### Set problem
Copy each line with the word "testing" in it.

### Exercise material
____
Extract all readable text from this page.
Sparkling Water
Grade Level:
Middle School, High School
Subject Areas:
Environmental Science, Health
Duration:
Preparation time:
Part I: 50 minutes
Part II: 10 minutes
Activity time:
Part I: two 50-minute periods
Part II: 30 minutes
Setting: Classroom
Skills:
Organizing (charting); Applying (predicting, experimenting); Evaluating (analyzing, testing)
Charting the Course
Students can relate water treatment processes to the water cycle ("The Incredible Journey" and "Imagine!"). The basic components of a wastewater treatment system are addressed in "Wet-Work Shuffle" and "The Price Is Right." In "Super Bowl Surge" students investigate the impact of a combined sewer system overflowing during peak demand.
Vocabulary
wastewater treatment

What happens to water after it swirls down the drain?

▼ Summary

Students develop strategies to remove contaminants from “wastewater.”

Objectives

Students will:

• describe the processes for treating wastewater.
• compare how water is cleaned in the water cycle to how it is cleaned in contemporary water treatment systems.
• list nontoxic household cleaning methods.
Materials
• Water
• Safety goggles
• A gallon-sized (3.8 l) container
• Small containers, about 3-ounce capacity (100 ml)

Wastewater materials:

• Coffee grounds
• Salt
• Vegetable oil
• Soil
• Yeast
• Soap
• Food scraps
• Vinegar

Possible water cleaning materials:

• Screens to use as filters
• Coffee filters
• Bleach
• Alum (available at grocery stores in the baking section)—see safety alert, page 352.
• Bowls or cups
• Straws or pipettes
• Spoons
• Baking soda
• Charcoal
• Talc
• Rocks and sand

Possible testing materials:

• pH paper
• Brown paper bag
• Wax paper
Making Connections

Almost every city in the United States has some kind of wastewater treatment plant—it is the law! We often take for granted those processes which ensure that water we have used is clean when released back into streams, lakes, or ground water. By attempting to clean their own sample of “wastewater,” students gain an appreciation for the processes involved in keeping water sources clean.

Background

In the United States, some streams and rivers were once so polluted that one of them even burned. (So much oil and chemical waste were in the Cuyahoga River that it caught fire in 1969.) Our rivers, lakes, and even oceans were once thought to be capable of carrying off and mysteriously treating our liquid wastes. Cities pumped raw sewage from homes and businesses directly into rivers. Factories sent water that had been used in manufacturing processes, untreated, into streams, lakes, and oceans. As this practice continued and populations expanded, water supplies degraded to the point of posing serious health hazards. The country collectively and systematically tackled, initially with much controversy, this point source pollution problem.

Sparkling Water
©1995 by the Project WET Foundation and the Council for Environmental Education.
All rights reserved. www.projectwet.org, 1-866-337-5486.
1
____
### Result of this task
Organizing (charting); Applying (predicting, experimenting); Evaluating (analyzing, testing)
Possible testing materials:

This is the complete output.